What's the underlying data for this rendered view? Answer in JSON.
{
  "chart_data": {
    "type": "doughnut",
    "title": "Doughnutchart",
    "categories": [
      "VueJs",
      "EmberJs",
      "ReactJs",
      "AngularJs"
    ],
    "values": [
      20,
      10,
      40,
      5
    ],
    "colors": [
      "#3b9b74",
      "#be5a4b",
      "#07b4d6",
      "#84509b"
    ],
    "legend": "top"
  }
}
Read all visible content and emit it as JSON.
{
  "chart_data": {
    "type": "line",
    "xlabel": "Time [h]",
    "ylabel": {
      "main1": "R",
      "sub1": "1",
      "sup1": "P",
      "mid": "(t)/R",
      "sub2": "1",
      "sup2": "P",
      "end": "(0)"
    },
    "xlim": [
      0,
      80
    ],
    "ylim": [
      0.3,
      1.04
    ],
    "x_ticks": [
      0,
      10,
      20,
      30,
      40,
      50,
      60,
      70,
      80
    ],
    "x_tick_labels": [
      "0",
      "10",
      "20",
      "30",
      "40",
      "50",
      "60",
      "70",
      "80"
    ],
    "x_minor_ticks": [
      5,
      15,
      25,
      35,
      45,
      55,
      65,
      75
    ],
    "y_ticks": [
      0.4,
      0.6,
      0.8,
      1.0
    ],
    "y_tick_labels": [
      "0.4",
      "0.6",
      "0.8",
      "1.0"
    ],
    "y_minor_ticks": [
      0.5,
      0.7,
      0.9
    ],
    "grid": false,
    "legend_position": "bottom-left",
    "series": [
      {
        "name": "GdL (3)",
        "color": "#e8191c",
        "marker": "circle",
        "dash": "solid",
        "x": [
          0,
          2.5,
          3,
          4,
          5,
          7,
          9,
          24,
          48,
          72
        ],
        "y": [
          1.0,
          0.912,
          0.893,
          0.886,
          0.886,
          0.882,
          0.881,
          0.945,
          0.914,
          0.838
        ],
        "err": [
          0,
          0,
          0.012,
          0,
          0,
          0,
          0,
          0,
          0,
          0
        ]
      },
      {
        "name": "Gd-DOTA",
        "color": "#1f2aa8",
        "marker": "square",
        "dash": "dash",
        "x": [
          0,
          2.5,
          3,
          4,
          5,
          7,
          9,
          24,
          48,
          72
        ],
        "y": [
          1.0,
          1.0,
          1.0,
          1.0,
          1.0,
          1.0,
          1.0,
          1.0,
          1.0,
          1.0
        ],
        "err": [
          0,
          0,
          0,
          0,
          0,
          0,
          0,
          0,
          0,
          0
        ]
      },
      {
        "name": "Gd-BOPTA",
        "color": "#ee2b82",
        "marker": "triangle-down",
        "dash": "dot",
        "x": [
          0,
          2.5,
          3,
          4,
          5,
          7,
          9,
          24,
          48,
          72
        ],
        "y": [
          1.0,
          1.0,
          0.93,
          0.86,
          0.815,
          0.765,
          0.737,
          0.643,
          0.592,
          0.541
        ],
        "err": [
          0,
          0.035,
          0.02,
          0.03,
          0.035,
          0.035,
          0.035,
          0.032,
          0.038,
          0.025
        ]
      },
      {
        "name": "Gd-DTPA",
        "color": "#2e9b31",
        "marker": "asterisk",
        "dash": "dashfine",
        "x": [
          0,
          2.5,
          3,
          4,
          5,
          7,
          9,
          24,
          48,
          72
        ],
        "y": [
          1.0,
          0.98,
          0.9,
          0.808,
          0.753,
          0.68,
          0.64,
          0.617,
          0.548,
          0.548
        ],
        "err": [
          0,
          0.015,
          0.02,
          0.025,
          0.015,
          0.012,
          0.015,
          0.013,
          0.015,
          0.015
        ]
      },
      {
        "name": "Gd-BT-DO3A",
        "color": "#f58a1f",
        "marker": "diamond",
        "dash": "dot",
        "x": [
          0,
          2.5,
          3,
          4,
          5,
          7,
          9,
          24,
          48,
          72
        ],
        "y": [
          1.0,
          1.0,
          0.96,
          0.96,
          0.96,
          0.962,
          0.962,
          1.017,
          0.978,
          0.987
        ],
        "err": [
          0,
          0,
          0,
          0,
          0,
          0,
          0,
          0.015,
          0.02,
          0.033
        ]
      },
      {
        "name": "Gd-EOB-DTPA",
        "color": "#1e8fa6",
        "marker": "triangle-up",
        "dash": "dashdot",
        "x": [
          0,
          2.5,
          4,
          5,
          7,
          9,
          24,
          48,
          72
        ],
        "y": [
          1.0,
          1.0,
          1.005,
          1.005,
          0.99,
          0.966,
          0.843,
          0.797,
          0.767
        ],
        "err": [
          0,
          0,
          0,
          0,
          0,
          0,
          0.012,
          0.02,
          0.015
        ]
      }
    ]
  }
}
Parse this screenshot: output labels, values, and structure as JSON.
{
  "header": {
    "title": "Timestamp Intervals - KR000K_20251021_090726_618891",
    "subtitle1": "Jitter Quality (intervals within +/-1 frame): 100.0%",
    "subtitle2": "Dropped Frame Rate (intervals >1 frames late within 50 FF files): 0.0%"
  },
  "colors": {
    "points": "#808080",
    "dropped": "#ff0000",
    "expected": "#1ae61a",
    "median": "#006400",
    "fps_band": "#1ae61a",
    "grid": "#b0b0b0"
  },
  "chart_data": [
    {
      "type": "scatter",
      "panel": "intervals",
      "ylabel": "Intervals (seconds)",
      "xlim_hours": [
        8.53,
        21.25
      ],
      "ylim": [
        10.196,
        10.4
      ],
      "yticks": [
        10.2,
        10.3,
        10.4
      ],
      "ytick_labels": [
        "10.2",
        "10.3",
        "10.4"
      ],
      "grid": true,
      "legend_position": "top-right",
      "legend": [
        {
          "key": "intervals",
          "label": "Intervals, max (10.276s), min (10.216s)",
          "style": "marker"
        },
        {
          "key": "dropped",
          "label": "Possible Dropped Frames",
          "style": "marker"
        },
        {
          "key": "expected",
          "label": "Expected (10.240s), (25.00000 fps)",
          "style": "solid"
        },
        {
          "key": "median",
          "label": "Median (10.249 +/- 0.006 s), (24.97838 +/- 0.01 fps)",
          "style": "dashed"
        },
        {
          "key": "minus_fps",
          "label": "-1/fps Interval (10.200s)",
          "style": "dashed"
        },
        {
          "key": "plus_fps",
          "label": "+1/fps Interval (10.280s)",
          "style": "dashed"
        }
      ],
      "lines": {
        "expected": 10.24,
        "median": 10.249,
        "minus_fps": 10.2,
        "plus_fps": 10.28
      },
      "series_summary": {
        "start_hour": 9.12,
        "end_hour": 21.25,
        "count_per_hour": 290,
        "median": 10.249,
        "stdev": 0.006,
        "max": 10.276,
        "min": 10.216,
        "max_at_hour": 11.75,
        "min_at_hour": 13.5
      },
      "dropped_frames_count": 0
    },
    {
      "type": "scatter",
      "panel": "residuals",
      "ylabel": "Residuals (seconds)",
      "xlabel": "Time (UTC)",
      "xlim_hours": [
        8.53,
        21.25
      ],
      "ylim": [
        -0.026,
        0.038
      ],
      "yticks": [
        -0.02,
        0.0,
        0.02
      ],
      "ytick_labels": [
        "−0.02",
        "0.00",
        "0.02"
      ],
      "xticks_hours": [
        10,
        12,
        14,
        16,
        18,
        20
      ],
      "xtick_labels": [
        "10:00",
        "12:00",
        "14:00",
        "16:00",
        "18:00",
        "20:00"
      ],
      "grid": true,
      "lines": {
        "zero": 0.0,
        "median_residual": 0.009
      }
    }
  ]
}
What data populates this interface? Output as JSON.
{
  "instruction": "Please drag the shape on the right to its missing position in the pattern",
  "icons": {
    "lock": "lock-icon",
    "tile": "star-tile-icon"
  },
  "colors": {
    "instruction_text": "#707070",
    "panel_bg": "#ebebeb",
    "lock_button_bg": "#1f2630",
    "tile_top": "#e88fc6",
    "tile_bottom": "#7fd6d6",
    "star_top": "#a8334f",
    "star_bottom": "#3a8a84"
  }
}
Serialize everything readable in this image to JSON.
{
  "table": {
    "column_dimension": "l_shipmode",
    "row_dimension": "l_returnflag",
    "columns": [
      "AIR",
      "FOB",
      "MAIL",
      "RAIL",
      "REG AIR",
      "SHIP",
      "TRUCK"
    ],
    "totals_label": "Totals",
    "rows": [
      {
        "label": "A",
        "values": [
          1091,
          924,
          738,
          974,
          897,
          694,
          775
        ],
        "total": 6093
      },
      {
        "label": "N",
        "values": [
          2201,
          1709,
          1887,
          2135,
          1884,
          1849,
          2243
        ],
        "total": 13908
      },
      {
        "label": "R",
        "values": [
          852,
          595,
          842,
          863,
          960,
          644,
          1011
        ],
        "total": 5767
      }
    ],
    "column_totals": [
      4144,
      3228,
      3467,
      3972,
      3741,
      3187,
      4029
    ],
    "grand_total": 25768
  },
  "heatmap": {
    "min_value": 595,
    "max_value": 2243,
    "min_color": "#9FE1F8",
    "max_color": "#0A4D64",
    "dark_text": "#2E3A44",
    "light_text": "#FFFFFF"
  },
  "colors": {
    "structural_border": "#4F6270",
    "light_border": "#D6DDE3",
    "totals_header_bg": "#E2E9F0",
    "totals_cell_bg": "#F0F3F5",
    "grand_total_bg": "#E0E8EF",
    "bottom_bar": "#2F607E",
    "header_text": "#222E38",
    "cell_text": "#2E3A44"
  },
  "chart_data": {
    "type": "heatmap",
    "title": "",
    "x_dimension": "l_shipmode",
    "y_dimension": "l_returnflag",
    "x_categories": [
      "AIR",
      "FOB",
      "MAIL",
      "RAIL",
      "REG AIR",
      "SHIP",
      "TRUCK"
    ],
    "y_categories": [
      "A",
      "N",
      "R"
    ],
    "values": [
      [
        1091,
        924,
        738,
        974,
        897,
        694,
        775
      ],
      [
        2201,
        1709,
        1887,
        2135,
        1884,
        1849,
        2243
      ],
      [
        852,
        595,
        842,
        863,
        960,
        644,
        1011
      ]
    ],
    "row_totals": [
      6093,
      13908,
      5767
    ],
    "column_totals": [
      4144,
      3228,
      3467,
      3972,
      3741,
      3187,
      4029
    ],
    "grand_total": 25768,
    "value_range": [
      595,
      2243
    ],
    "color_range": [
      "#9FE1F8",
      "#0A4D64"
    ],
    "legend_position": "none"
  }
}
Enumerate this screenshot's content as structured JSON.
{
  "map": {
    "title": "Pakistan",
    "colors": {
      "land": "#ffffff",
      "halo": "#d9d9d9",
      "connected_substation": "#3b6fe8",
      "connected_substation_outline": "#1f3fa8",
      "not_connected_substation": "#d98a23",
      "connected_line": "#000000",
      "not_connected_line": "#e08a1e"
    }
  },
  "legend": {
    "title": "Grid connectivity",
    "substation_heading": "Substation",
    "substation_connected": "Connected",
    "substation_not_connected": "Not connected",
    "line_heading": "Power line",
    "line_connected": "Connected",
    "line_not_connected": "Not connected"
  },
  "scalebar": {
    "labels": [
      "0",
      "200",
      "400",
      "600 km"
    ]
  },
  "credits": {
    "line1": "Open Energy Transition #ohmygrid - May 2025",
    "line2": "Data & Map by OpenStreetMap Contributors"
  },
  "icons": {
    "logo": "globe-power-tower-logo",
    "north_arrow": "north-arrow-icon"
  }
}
====================
Task brief:
Out of the material above, gather each line where "ylabel" appears.

The completed task:
    "ylabel": {
      "ylabel": "Intervals (seconds)",
      "ylabel": "Residuals (seconds)",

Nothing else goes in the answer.